# start of Listed records
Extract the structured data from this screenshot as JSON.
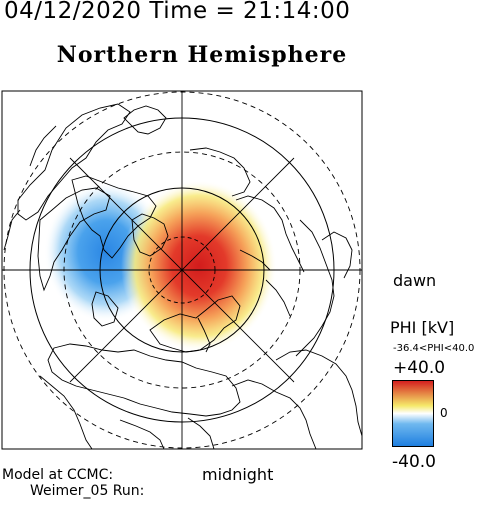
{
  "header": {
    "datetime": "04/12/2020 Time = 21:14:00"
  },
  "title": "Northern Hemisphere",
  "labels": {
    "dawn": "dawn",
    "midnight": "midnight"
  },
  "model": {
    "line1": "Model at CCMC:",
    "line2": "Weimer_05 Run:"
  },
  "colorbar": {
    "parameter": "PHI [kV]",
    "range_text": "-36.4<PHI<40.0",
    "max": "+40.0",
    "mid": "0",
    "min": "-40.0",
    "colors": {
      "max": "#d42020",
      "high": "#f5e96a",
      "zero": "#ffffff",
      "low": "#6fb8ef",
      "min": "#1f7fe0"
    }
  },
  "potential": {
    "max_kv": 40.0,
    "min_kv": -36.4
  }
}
# end of Listed records
> What this task involves: Copy each line above precisely, dropping the pictures.

> Task answer:
Extract the structured data from this screenshot as JSON.
{
  "header": {
    "datetime": "04/12/2020 Time = 21:14:00"
  },
  "title": "Northern Hemisphere",
  "labels": {
    "dawn": "dawn",
    "midnight": "midnight"
  },
  "model": {
    "line1": "Model at CCMC:",
    "line2": "Weimer_05 Run:"
  },
  "colorbar": {
    "parameter": "PHI [kV]",
    "range_text": "-36.4<PHI<40.0",
    "max": "+40.0",
    "mid": "0",
    "min": "-40.0",
    "colors": {
      "max": "#d42020",
      "high": "#f5e96a",
      "zero": "#ffffff",
      "low": "#6fb8ef",
      "min": "#1f7fe0"
    }
  },
  "potential": {
    "max_kv": 40.0,
    "min_kv": -36.4
  }
}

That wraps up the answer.